Records from a dataset

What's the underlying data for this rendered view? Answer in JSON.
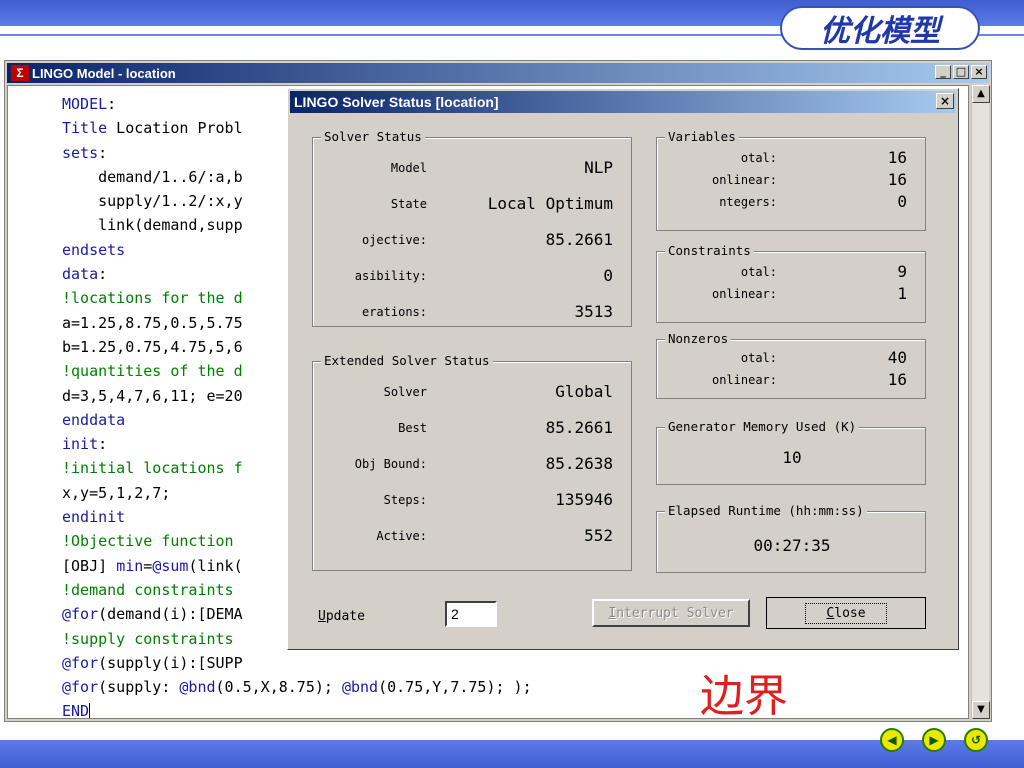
{
  "slide": {
    "title": "优化模型",
    "annotation": "边界",
    "nav": [
      "◀",
      "▶",
      "↺"
    ]
  },
  "model_window": {
    "title": "LINGO Model - location",
    "icon": "Σ",
    "controls": [
      "_",
      "□",
      "×"
    ],
    "code_lines": [
      [
        [
          "kw",
          "MODEL"
        ],
        [
          "t",
          ":"
        ]
      ],
      [
        [
          "kw",
          "Title"
        ],
        [
          "t",
          " Location Probl"
        ]
      ],
      [
        [
          "kw",
          "sets"
        ],
        [
          "t",
          ":"
        ]
      ],
      [
        [
          "t",
          "    demand/1..6/:a,b"
        ]
      ],
      [
        [
          "t",
          "    supply/1..2/:x,y"
        ]
      ],
      [
        [
          "t",
          "    link(demand,supp"
        ]
      ],
      [
        [
          "kw",
          "endsets"
        ]
      ],
      [
        [
          "kw",
          "data"
        ],
        [
          "t",
          ":"
        ]
      ],
      [
        [
          "cm",
          "!locations for the d"
        ]
      ],
      [
        [
          "t",
          "a=1.25,8.75,0.5,5.75"
        ]
      ],
      [
        [
          "t",
          "b=1.25,0.75,4.75,5,6"
        ]
      ],
      [
        [
          "cm",
          "!quantities of the d"
        ]
      ],
      [
        [
          "t",
          "d=3,5,4,7,6,11; e=20"
        ]
      ],
      [
        [
          "kw",
          "enddata"
        ]
      ],
      [
        [
          "kw",
          "init"
        ],
        [
          "t",
          ":"
        ]
      ],
      [
        [
          "cm",
          "!initial locations f"
        ]
      ],
      [
        [
          "t",
          "x,y=5,1,2,7;"
        ]
      ],
      [
        [
          "kw",
          "endinit"
        ]
      ],
      [
        [
          "cm",
          "!Objective function"
        ]
      ],
      [
        [
          "t",
          "[OBJ] "
        ],
        [
          "kw",
          "min"
        ],
        [
          "t",
          "="
        ],
        [
          "kw",
          "@sum"
        ],
        [
          "t",
          "(link("
        ]
      ],
      [
        [
          "cm",
          "!demand constraints"
        ]
      ],
      [
        [
          "kw",
          "@for"
        ],
        [
          "t",
          "(demand(i):[DEMA"
        ]
      ],
      [
        [
          "cm",
          "!supply constraints"
        ]
      ],
      [
        [
          "kw",
          "@for"
        ],
        [
          "t",
          "(supply(i):[SUPP"
        ]
      ],
      [
        [
          "kw",
          "@for"
        ],
        [
          "t",
          "(supply: "
        ],
        [
          "kw",
          "@bnd"
        ],
        [
          "t",
          "(0.5,X,8.75); "
        ],
        [
          "kw",
          "@bnd"
        ],
        [
          "t",
          "(0.75,Y,7.75); );"
        ]
      ],
      [
        [
          "kw",
          "END"
        ]
      ]
    ]
  },
  "dialog": {
    "title": "LINGO Solver Status [location]",
    "close_x": "×",
    "solver_status": {
      "title": "Solver Status",
      "rows": [
        {
          "label": "Model",
          "value": "NLP"
        },
        {
          "label": "State",
          "value": "Local Optimum"
        },
        {
          "label": "ojective:",
          "value": "85.2661"
        },
        {
          "label": "asibility:",
          "value": "0"
        },
        {
          "label": "erations:",
          "value": "3513"
        }
      ]
    },
    "extended_status": {
      "title": "Extended Solver Status",
      "rows": [
        {
          "label": "Solver",
          "value": "Global"
        },
        {
          "label": "Best",
          "value": "85.2661"
        },
        {
          "label": "Obj Bound:",
          "value": "85.2638"
        },
        {
          "label": "Steps:",
          "value": "135946"
        },
        {
          "label": "Active:",
          "value": "552"
        }
      ]
    },
    "variables": {
      "title": "Variables",
      "rows": [
        {
          "label": "otal:",
          "value": "16"
        },
        {
          "label": "onlinear:",
          "value": "16"
        },
        {
          "label": "ntegers:",
          "value": "0"
        }
      ]
    },
    "constraints": {
      "title": "Constraints",
      "rows": [
        {
          "label": "otal:",
          "value": "9"
        },
        {
          "label": "onlinear:",
          "value": "1"
        }
      ]
    },
    "nonzeros": {
      "title": "Nonzeros",
      "rows": [
        {
          "label": "otal:",
          "value": "40"
        },
        {
          "label": "onlinear:",
          "value": "16"
        }
      ]
    },
    "memory": {
      "title": "Generator Memory Used (K)",
      "value": "10"
    },
    "runtime": {
      "title": "Elapsed Runtime (hh:mm:ss)",
      "value": "00:27:35"
    },
    "update": {
      "label_u": "U",
      "label_rest": "pdate",
      "value": "2"
    },
    "buttons": {
      "interrupt_u": "I",
      "interrupt_rest": "nterrupt Solver",
      "close_u": "C",
      "close_rest": "lose"
    }
  }
}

**Written task**
Reproduce the entries above word for word. Pictures stay out.

**Result for this task**
What's the underlying data for this rendered view? Answer in JSON.
{
  "slide": {
    "title": "优化模型",
    "annotation": "边界",
    "nav": [
      "◀",
      "▶",
      "↺"
    ]
  },
  "model_window": {
    "title": "LINGO Model - location",
    "icon": "Σ",
    "controls": [
      "_",
      "□",
      "×"
    ],
    "code_lines": [
      [
        [
          "kw",
          "MODEL"
        ],
        [
          "t",
          ":"
        ]
      ],
      [
        [
          "kw",
          "Title"
        ],
        [
          "t",
          " Location Probl"
        ]
      ],
      [
        [
          "kw",
          "sets"
        ],
        [
          "t",
          ":"
        ]
      ],
      [
        [
          "t",
          "    demand/1..6/:a,b"
        ]
      ],
      [
        [
          "t",
          "    supply/1..2/:x,y"
        ]
      ],
      [
        [
          "t",
          "    link(demand,supp"
        ]
      ],
      [
        [
          "kw",
          "endsets"
        ]
      ],
      [
        [
          "kw",
          "data"
        ],
        [
          "t",
          ":"
        ]
      ],
      [
        [
          "cm",
          "!locations for the d"
        ]
      ],
      [
        [
          "t",
          "a=1.25,8.75,0.5,5.75"
        ]
      ],
      [
        [
          "t",
          "b=1.25,0.75,4.75,5,6"
        ]
      ],
      [
        [
          "cm",
          "!quantities of the d"
        ]
      ],
      [
        [
          "t",
          "d=3,5,4,7,6,11; e=20"
        ]
      ],
      [
        [
          "kw",
          "enddata"
        ]
      ],
      [
        [
          "kw",
          "init"
        ],
        [
          "t",
          ":"
        ]
      ],
      [
        [
          "cm",
          "!initial locations f"
        ]
      ],
      [
        [
          "t",
          "x,y=5,1,2,7;"
        ]
      ],
      [
        [
          "kw",
          "endinit"
        ]
      ],
      [
        [
          "cm",
          "!Objective function"
        ]
      ],
      [
        [
          "t",
          "[OBJ] "
        ],
        [
          "kw",
          "min"
        ],
        [
          "t",
          "="
        ],
        [
          "kw",
          "@sum"
        ],
        [
          "t",
          "(link("
        ]
      ],
      [
        [
          "cm",
          "!demand constraints"
        ]
      ],
      [
        [
          "kw",
          "@for"
        ],
        [
          "t",
          "(demand(i):[DEMA"
        ]
      ],
      [
        [
          "cm",
          "!supply constraints"
        ]
      ],
      [
        [
          "kw",
          "@for"
        ],
        [
          "t",
          "(supply(i):[SUPP"
        ]
      ],
      [
        [
          "kw",
          "@for"
        ],
        [
          "t",
          "(supply: "
        ],
        [
          "kw",
          "@bnd"
        ],
        [
          "t",
          "(0.5,X,8.75); "
        ],
        [
          "kw",
          "@bnd"
        ],
        [
          "t",
          "(0.75,Y,7.75); );"
        ]
      ],
      [
        [
          "kw",
          "END"
        ]
      ]
    ]
  },
  "dialog": {
    "title": "LINGO Solver Status [location]",
    "close_x": "×",
    "solver_status": {
      "title": "Solver Status",
      "rows": [
        {
          "label": "Model",
          "value": "NLP"
        },
        {
          "label": "State",
          "value": "Local Optimum"
        },
        {
          "label": "ojective:",
          "value": "85.2661"
        },
        {
          "label": "asibility:",
          "value": "0"
        },
        {
          "label": "erations:",
          "value": "3513"
        }
      ]
    },
    "extended_status": {
      "title": "Extended Solver Status",
      "rows": [
        {
          "label": "Solver",
          "value": "Global"
        },
        {
          "label": "Best",
          "value": "85.2661"
        },
        {
          "label": "Obj Bound:",
          "value": "85.2638"
        },
        {
          "label": "Steps:",
          "value": "135946"
        },
        {
          "label": "Active:",
          "value": "552"
        }
      ]
    },
    "variables": {
      "title": "Variables",
      "rows": [
        {
          "label": "otal:",
          "value": "16"
        },
        {
          "label": "onlinear:",
          "value": "16"
        },
        {
          "label": "ntegers:",
          "value": "0"
        }
      ]
    },
    "constraints": {
      "title": "Constraints",
      "rows": [
        {
          "label": "otal:",
          "value": "9"
        },
        {
          "label": "onlinear:",
          "value": "1"
        }
      ]
    },
    "nonzeros": {
      "title": "Nonzeros",
      "rows": [
        {
          "label": "otal:",
          "value": "40"
        },
        {
          "label": "onlinear:",
          "value": "16"
        }
      ]
    },
    "memory": {
      "title": "Generator Memory Used (K)",
      "value": "10"
    },
    "runtime": {
      "title": "Elapsed Runtime (hh:mm:ss)",
      "value": "00:27:35"
    },
    "update": {
      "label_u": "U",
      "label_rest": "pdate",
      "value": "2"
    },
    "buttons": {
      "interrupt_u": "I",
      "interrupt_rest": "nterrupt Solver",
      "close_u": "C",
      "close_rest": "lose"
    }
  }
}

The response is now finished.